## INSTRUCTIONS FOR THE TASK
Could you repeat the whole listing below exactly, omitting any picture it holds?

START THE DATA

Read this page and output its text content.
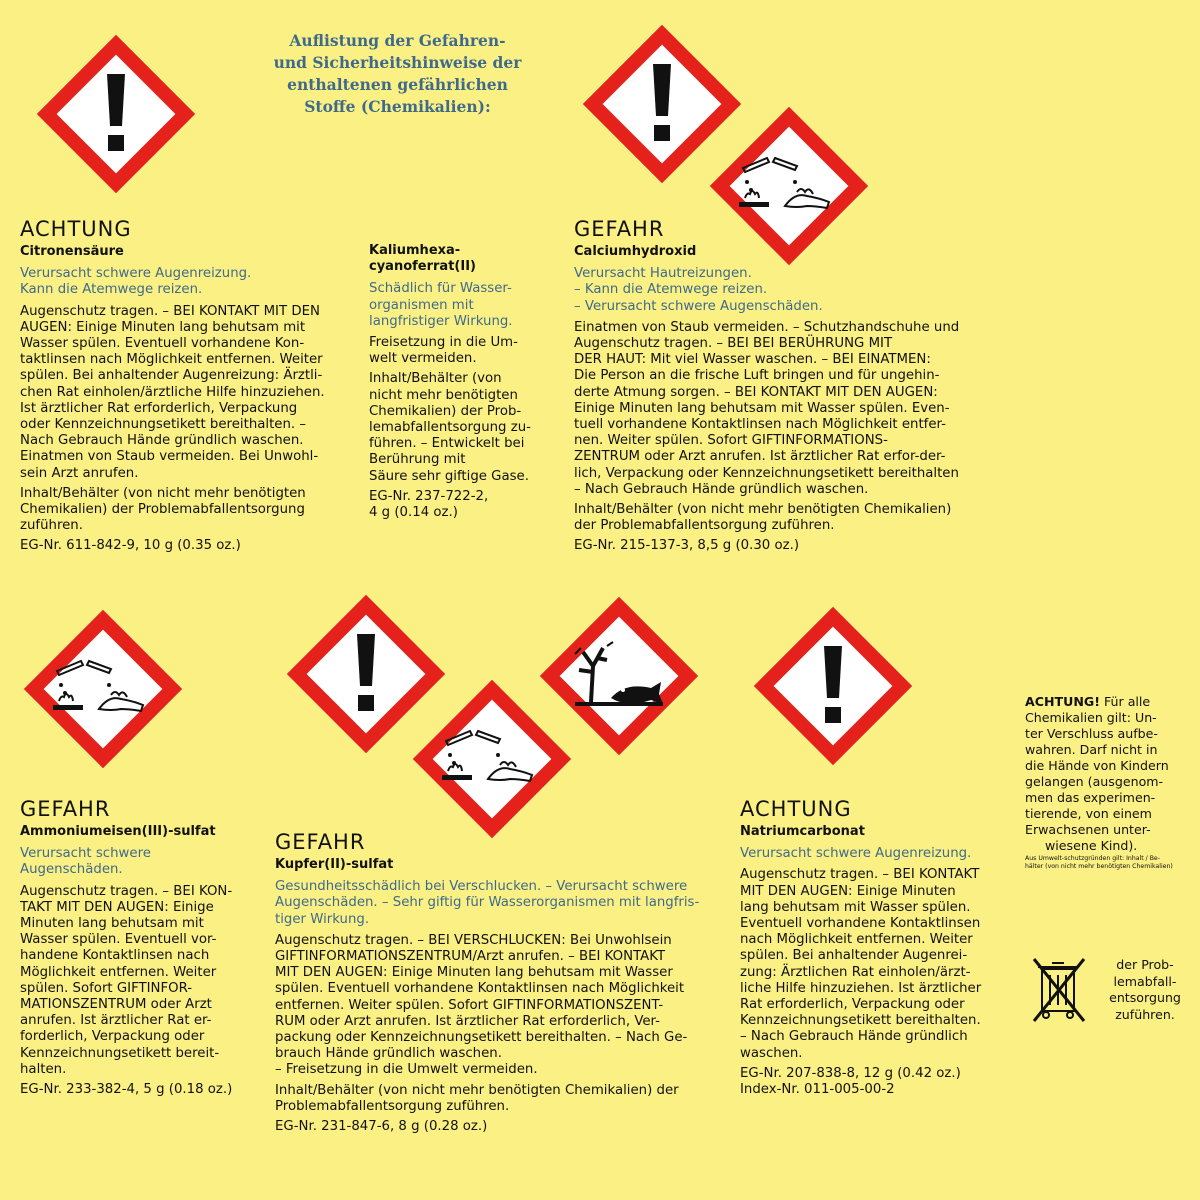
Auflistung der Gefahren-
und Sicherheitshinweise der
enthaltenen gefährlichen
Stoffe (Chemikalien):
ACHTUNG
Citronensäure

Verursacht schwere Augenreizung.
Kann die Atemwege reizen.

Augenschutz tragen. – BEI KONTAKT MIT DEN
AUGEN: Einige Minuten lang behutsam mit
Wasser spülen. Eventuell vorhandene Kon-
taktlinsen nach Möglichkeit entfernen. Weiter
spülen. Bei anhaltender Augenreizung: Ärztli-
chen Rat einholen/ärztliche Hilfe hinzuziehen.
Ist ärztlicher Rat erforderlich, Verpackung
oder Kennzeichnungsetikett bereithalten. –
Nach Gebrauch Hände gründlich waschen.
Einatmen von Staub vermeiden. Bei Unwohl-
sein Arzt anrufen.

Inhalt/Behälter (von nicht mehr benötigten
Chemikalien) der Problemabfallentsorgung
zuführen.

EG-Nr. 611-842-9, 10 g (0.35 oz.)

Kaliumhexa-
cyanoferrat(II)

Schädlich für Wasser-
organismen mit
langfristiger Wirkung.

Freisetzung in die Um-
welt vermeiden.

Inhalt/Behälter (von
nicht mehr benötigten
Chemikalien) der Prob-
lemabfallentsorgung zu-
führen. – Entwickelt bei
Berührung mit
Säure sehr giftige Gase.

EG-Nr. 237-722-2,
4 g (0.14 oz.)

GEFAHR
Calciumhydroxid

Verursacht Hautreizungen.
– Kann die Atemwege reizen.
– Verursacht schwere Augenschäden.

Einatmen von Staub vermeiden. – Schutzhandschuhe und
Augenschutz tragen. – BEI BEI BERÜHRUNG MIT
DER HAUT: Mit viel Wasser waschen. – BEI EINATMEN:
Die Person an die frische Luft bringen und für ungehin-
derte Atmung sorgen. – BEI KONTAKT MIT DEN AUGEN:
Einige Minuten lang behutsam mit Wasser spülen. Even-
tuell vorhandene Kontaktlinsen nach Möglichkeit entfer-
nen. Weiter spülen. Sofort GIFTINFORMATIONS-
ZENTRUM oder Arzt anrufen. Ist ärztlicher Rat erfor-der-
lich, Verpackung oder Kennzeichnungsetikett bereithalten
– Nach Gebrauch Hände gründlich waschen.

Inhalt/Behälter (von nicht mehr benötigten Chemikalien)
der Problemabfallentsorgung zuführen.

EG-Nr. 215-137-3, 8,5 g (0.30 oz.)

GEFAHR
Ammoniumeisen(III)-sulfat

Verursacht schwere
Augenschäden.

Augenschutz tragen. – BEI KON-
TAKT MIT DEN AUGEN: Einige
Minuten lang behutsam mit
Wasser spülen. Eventuell vor-
handene Kontaktlinsen nach
Möglichkeit entfernen. Weiter
spülen. Sofort GIFTINFOR-
MATIONSZENTRUM oder Arzt
anrufen. Ist ärztlicher Rat er-
forderlich, Verpackung oder
Kennzeichnungsetikett bereit-
halten.

EG-Nr. 233-382-4, 5 g (0.18 oz.)

GEFAHR
Kupfer(II)-sulfat

Gesundheitsschädlich bei Verschlucken. – Verursacht schwere
Augenschäden. – Sehr giftig für Wasserorganismen mit langfris-
tiger Wirkung.

Augenschutz tragen. – BEI VERSCHLUCKEN: Bei Unwohlsein
GIFTINFORMATIONSZENTRUM/Arzt anrufen. – BEI KONTAKT
MIT DEN AUGEN: Einige Minuten lang behutsam mit Wasser
spülen. Eventuell vorhandene Kontaktlinsen nach Möglichkeit
entfernen. Weiter spülen. Sofort GIFTINFORMATIONSZENT-
RUM oder Arzt anrufen. Ist ärztlicher Rat erforderlich, Ver-
packung oder Kennzeichnungsetikett bereithalten. – Nach Ge-
brauch Hände gründlich waschen.
– Freisetzung in die Umwelt vermeiden.

Inhalt/Behälter (von nicht mehr benötigten Chemikalien) der
Problemabfallentsorgung zuführen.

EG-Nr. 231-847-6, 8 g (0.28 oz.)

ACHTUNG
Natriumcarbonat

Verursacht schwere Augenreizung.

Augenschutz tragen. – BEI KONTAKT
MIT DEN AUGEN: Einige Minuten
lang behutsam mit Wasser spülen.
Eventuell vorhandene Kontaktlinsen
nach Möglichkeit entfernen. Weiter
spülen. Bei anhaltender Augenrei-
zung: Ärztlichen Rat einholen/ärzt-
liche Hilfe hinzuziehen. Ist ärztlicher
Rat erforderlich, Verpackung oder
Kennzeichnungsetikett bereithalten.
– Nach Gebrauch Hände gründlich
waschen.

EG-Nr. 207-838-8, 12 g (0.42 oz.)
Index-Nr. 011-005-00-2

ACHTUNG! Für alle
Chemikalien gilt: Un-
ter Verschluss aufbe-
wahren. Darf nicht in
die Hände von Kindern
gelangen (ausgenom-
men das experimen-
tierende, von einem
Erwachsenen unter-
wiesene Kind).
Aus Umwelt-schutzgründen gilt: Inhalt / Be-
hälter (von nicht mehr benötigten Chemikalien)
der Prob-
lemabfall-
entsorgung
zuführen.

END THE DATA

## YOUR SOLUTION
Read this page and output its text content.
Auflistung der Gefahren-
und Sicherheitshinweise der
enthaltenen gefährlichen
Stoffe (Chemikalien):
ACHTUNG
Citronensäure

Verursacht schwere Augenreizung.
Kann die Atemwege reizen.

Augenschutz tragen. – BEI KONTAKT MIT DEN
AUGEN: Einige Minuten lang behutsam mit
Wasser spülen. Eventuell vorhandene Kon-
taktlinsen nach Möglichkeit entfernen. Weiter
spülen. Bei anhaltender Augenreizung: Ärztli-
chen Rat einholen/ärztliche Hilfe hinzuziehen.
Ist ärztlicher Rat erforderlich, Verpackung
oder Kennzeichnungsetikett bereithalten. –
Nach Gebrauch Hände gründlich waschen.
Einatmen von Staub vermeiden. Bei Unwohl-
sein Arzt anrufen.

Inhalt/Behälter (von nicht mehr benötigten
Chemikalien) der Problemabfallentsorgung
zuführen.

EG-Nr. 611-842-9, 10 g (0.35 oz.)

Kaliumhexa-
cyanoferrat(II)

Schädlich für Wasser-
organismen mit
langfristiger Wirkung.

Freisetzung in die Um-
welt vermeiden.

Inhalt/Behälter (von
nicht mehr benötigten
Chemikalien) der Prob-
lemabfallentsorgung zu-
führen. – Entwickelt bei
Berührung mit
Säure sehr giftige Gase.

EG-Nr. 237-722-2,
4 g (0.14 oz.)

GEFAHR
Calciumhydroxid

Verursacht Hautreizungen.
– Kann die Atemwege reizen.
– Verursacht schwere Augenschäden.

Einatmen von Staub vermeiden. – Schutzhandschuhe und
Augenschutz tragen. – BEI BEI BERÜHRUNG MIT
DER HAUT: Mit viel Wasser waschen. – BEI EINATMEN:
Die Person an die frische Luft bringen und für ungehin-
derte Atmung sorgen. – BEI KONTAKT MIT DEN AUGEN:
Einige Minuten lang behutsam mit Wasser spülen. Even-
tuell vorhandene Kontaktlinsen nach Möglichkeit entfer-
nen. Weiter spülen. Sofort GIFTINFORMATIONS-
ZENTRUM oder Arzt anrufen. Ist ärztlicher Rat erfor-der-
lich, Verpackung oder Kennzeichnungsetikett bereithalten
– Nach Gebrauch Hände gründlich waschen.

Inhalt/Behälter (von nicht mehr benötigten Chemikalien)
der Problemabfallentsorgung zuführen.

EG-Nr. 215-137-3, 8,5 g (0.30 oz.)

GEFAHR
Ammoniumeisen(III)-sulfat

Verursacht schwere
Augenschäden.

Augenschutz tragen. – BEI KON-
TAKT MIT DEN AUGEN: Einige
Minuten lang behutsam mit
Wasser spülen. Eventuell vor-
handene Kontaktlinsen nach
Möglichkeit entfernen. Weiter
spülen. Sofort GIFTINFOR-
MATIONSZENTRUM oder Arzt
anrufen. Ist ärztlicher Rat er-
forderlich, Verpackung oder
Kennzeichnungsetikett bereit-
halten.

EG-Nr. 233-382-4, 5 g (0.18 oz.)

GEFAHR
Kupfer(II)-sulfat

Gesundheitsschädlich bei Verschlucken. – Verursacht schwere
Augenschäden. – Sehr giftig für Wasserorganismen mit langfris-
tiger Wirkung.

Augenschutz tragen. – BEI VERSCHLUCKEN: Bei Unwohlsein
GIFTINFORMATIONSZENTRUM/Arzt anrufen. – BEI KONTAKT
MIT DEN AUGEN: Einige Minuten lang behutsam mit Wasser
spülen. Eventuell vorhandene Kontaktlinsen nach Möglichkeit
entfernen. Weiter spülen. Sofort GIFTINFORMATIONSZENT-
RUM oder Arzt anrufen. Ist ärztlicher Rat erforderlich, Ver-
packung oder Kennzeichnungsetikett bereithalten. – Nach Ge-
brauch Hände gründlich waschen.
– Freisetzung in die Umwelt vermeiden.

Inhalt/Behälter (von nicht mehr benötigten Chemikalien) der
Problemabfallentsorgung zuführen.

EG-Nr. 231-847-6, 8 g (0.28 oz.)

ACHTUNG
Natriumcarbonat

Verursacht schwere Augenreizung.

Augenschutz tragen. – BEI KONTAKT
MIT DEN AUGEN: Einige Minuten
lang behutsam mit Wasser spülen.
Eventuell vorhandene Kontaktlinsen
nach Möglichkeit entfernen. Weiter
spülen. Bei anhaltender Augenrei-
zung: Ärztlichen Rat einholen/ärzt-
liche Hilfe hinzuziehen. Ist ärztlicher
Rat erforderlich, Verpackung oder
Kennzeichnungsetikett bereithalten.
– Nach Gebrauch Hände gründlich
waschen.

EG-Nr. 207-838-8, 12 g (0.42 oz.)
Index-Nr. 011-005-00-2

ACHTUNG! Für alle
Chemikalien gilt: Un-
ter Verschluss aufbe-
wahren. Darf nicht in
die Hände von Kindern
gelangen (ausgenom-
men das experimen-
tierende, von einem
Erwachsenen unter-
wiesene Kind).
Aus Umwelt-schutzgründen gilt: Inhalt / Be-
hälter (von nicht mehr benötigten Chemikalien)
der Prob-
lemabfall-
entsorgung
zuführen.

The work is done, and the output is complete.